THE REQUEST »
Reproduce the listing below in full and without alteration, apart from its pictures.

PROVIDED INFORMATION »
##############################

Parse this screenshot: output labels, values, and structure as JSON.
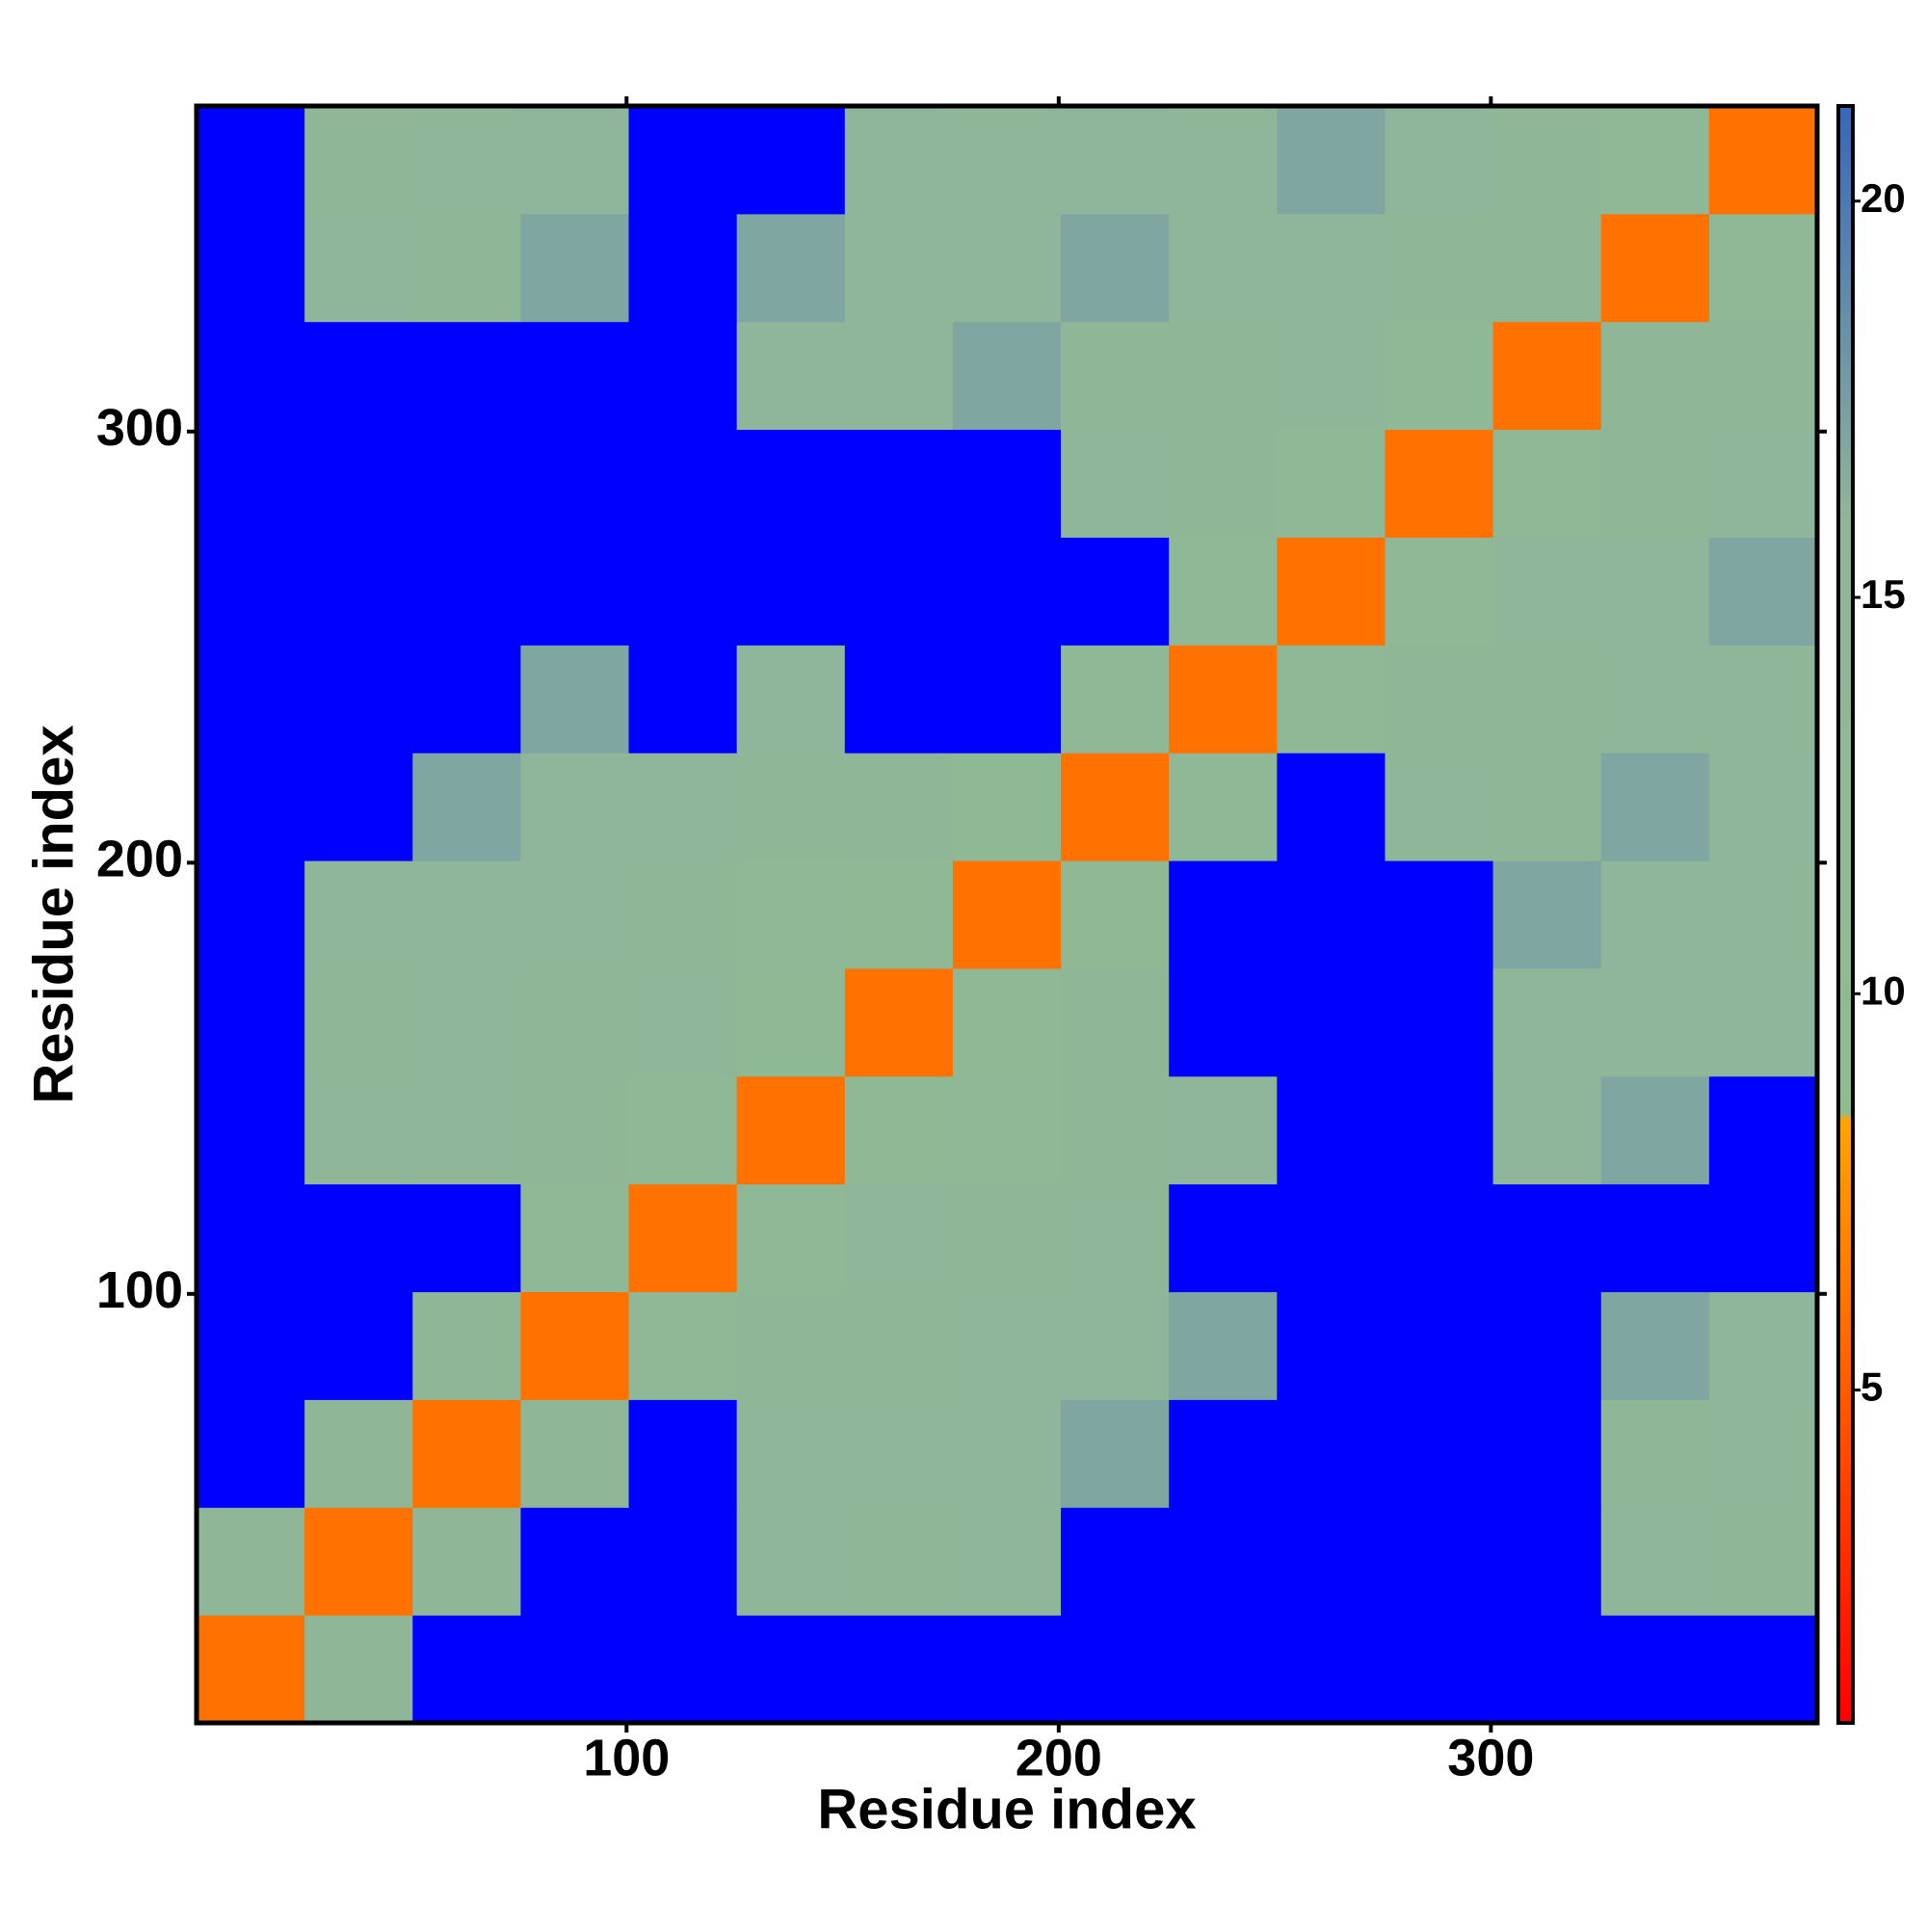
{
  "chart_data": {
    "type": "heatmap",
    "xlabel": "Residue index",
    "ylabel": "Residue index",
    "xbins": [
      0.5,
      25.5,
      50.5,
      75.5,
      100.5,
      125.5,
      150.5,
      175.5,
      200.5,
      225.5,
      250.5,
      275.5,
      300.5,
      325.5,
      350.5,
      375.5
    ],
    "ybins": [
      0.5,
      25.5,
      50.5,
      75.5,
      100.5,
      125.5,
      150.5,
      175.5,
      200.5,
      225.5,
      250.5,
      275.5,
      300.5,
      325.5,
      350.5,
      375.5
    ],
    "xlim": [
      0.5,
      375.5
    ],
    "ylim": [
      0.5,
      375.5
    ],
    "xticks": [
      100,
      200,
      300
    ],
    "yticks": [
      100,
      200,
      300
    ],
    "zlim": [
      0.8,
      21.2
    ],
    "zticks": [
      5,
      10,
      15,
      20
    ],
    "over_color": "#0000ff",
    "colorscale": [
      {
        "value": 0.8,
        "color": "#ff0000"
      },
      {
        "value": 4,
        "color": "#ff4500"
      },
      {
        "value": 8.4,
        "color": "#ffa500"
      },
      {
        "value": 8.5,
        "color": "#8fbc8f"
      },
      {
        "value": 16,
        "color": "#8fb59a"
      },
      {
        "value": 21.2,
        "color": "#3a66b8"
      }
    ],
    "values": [
      [
        6,
        14,
        25,
        25,
        25,
        25,
        25,
        25,
        25,
        25,
        25,
        25,
        25,
        25,
        25
      ],
      [
        14,
        6,
        14,
        25,
        25,
        15,
        14,
        15,
        25,
        25,
        25,
        25,
        25,
        16,
        14
      ],
      [
        25,
        14,
        6,
        14,
        25,
        15,
        15,
        16,
        17,
        25,
        25,
        25,
        25,
        14,
        15
      ],
      [
        25,
        25,
        14,
        6,
        13,
        14,
        14,
        15,
        16,
        17,
        25,
        25,
        25,
        17,
        16
      ],
      [
        25,
        25,
        25,
        13,
        6,
        13,
        15,
        14,
        15,
        25,
        25,
        25,
        25,
        25,
        25
      ],
      [
        25,
        15,
        15,
        14,
        13,
        6,
        12,
        13,
        14,
        16,
        25,
        25,
        16,
        17,
        25
      ],
      [
        25,
        14,
        15,
        14,
        15,
        12,
        6,
        12,
        14,
        25,
        25,
        25,
        15,
        15,
        16
      ],
      [
        25,
        15,
        16,
        15,
        14,
        13,
        12,
        6,
        12,
        25,
        25,
        25,
        17,
        16,
        15
      ],
      [
        25,
        25,
        17,
        16,
        15,
        14,
        14,
        12,
        6,
        13,
        25,
        15,
        14,
        17,
        16
      ],
      [
        25,
        25,
        25,
        17,
        25,
        16,
        25,
        25,
        13,
        6,
        13,
        14,
        14,
        15,
        15
      ],
      [
        25,
        25,
        25,
        25,
        25,
        25,
        25,
        25,
        25,
        13,
        6,
        13,
        15,
        16,
        17
      ],
      [
        25,
        25,
        25,
        25,
        25,
        25,
        25,
        25,
        15,
        14,
        13,
        6,
        13,
        14,
        16
      ],
      [
        25,
        25,
        25,
        25,
        25,
        16,
        15,
        17,
        14,
        14,
        15,
        13,
        6,
        14,
        14
      ],
      [
        25,
        16,
        14,
        17,
        25,
        17,
        15,
        16,
        17,
        15,
        16,
        14,
        14,
        6,
        13
      ],
      [
        25,
        14,
        15,
        16,
        25,
        25,
        16,
        15,
        16,
        15,
        17,
        16,
        14,
        13,
        6
      ]
    ]
  }
}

##############################

CORRECT ANSWER »
Parse this screenshot: output labels, values, and structure as JSON.
{
  "chart_data": {
    "type": "heatmap",
    "xlabel": "Residue index",
    "ylabel": "Residue index",
    "xbins": [
      0.5,
      25.5,
      50.5,
      75.5,
      100.5,
      125.5,
      150.5,
      175.5,
      200.5,
      225.5,
      250.5,
      275.5,
      300.5,
      325.5,
      350.5,
      375.5
    ],
    "ybins": [
      0.5,
      25.5,
      50.5,
      75.5,
      100.5,
      125.5,
      150.5,
      175.5,
      200.5,
      225.5,
      250.5,
      275.5,
      300.5,
      325.5,
      350.5,
      375.5
    ],
    "xlim": [
      0.5,
      375.5
    ],
    "ylim": [
      0.5,
      375.5
    ],
    "xticks": [
      100,
      200,
      300
    ],
    "yticks": [
      100,
      200,
      300
    ],
    "zlim": [
      0.8,
      21.2
    ],
    "zticks": [
      5,
      10,
      15,
      20
    ],
    "over_color": "#0000ff",
    "colorscale": [
      {
        "value": 0.8,
        "color": "#ff0000"
      },
      {
        "value": 4,
        "color": "#ff4500"
      },
      {
        "value": 8.4,
        "color": "#ffa500"
      },
      {
        "value": 8.5,
        "color": "#8fbc8f"
      },
      {
        "value": 16,
        "color": "#8fb59a"
      },
      {
        "value": 21.2,
        "color": "#3a66b8"
      }
    ],
    "values": [
      [
        6,
        14,
        25,
        25,
        25,
        25,
        25,
        25,
        25,
        25,
        25,
        25,
        25,
        25,
        25
      ],
      [
        14,
        6,
        14,
        25,
        25,
        15,
        14,
        15,
        25,
        25,
        25,
        25,
        25,
        16,
        14
      ],
      [
        25,
        14,
        6,
        14,
        25,
        15,
        15,
        16,
        17,
        25,
        25,
        25,
        25,
        14,
        15
      ],
      [
        25,
        25,
        14,
        6,
        13,
        14,
        14,
        15,
        16,
        17,
        25,
        25,
        25,
        17,
        16
      ],
      [
        25,
        25,
        25,
        13,
        6,
        13,
        15,
        14,
        15,
        25,
        25,
        25,
        25,
        25,
        25
      ],
      [
        25,
        15,
        15,
        14,
        13,
        6,
        12,
        13,
        14,
        16,
        25,
        25,
        16,
        17,
        25
      ],
      [
        25,
        14,
        15,
        14,
        15,
        12,
        6,
        12,
        14,
        25,
        25,
        25,
        15,
        15,
        16
      ],
      [
        25,
        15,
        16,
        15,
        14,
        13,
        12,
        6,
        12,
        25,
        25,
        25,
        17,
        16,
        15
      ],
      [
        25,
        25,
        17,
        16,
        15,
        14,
        14,
        12,
        6,
        13,
        25,
        15,
        14,
        17,
        16
      ],
      [
        25,
        25,
        25,
        17,
        25,
        16,
        25,
        25,
        13,
        6,
        13,
        14,
        14,
        15,
        15
      ],
      [
        25,
        25,
        25,
        25,
        25,
        25,
        25,
        25,
        25,
        13,
        6,
        13,
        15,
        16,
        17
      ],
      [
        25,
        25,
        25,
        25,
        25,
        25,
        25,
        25,
        15,
        14,
        13,
        6,
        13,
        14,
        16
      ],
      [
        25,
        25,
        25,
        25,
        25,
        16,
        15,
        17,
        14,
        14,
        15,
        13,
        6,
        14,
        14
      ],
      [
        25,
        16,
        14,
        17,
        25,
        17,
        15,
        16,
        17,
        15,
        16,
        14,
        14,
        6,
        13
      ],
      [
        25,
        14,
        15,
        16,
        25,
        25,
        16,
        15,
        16,
        15,
        17,
        16,
        14,
        13,
        6
      ]
    ]
  }
}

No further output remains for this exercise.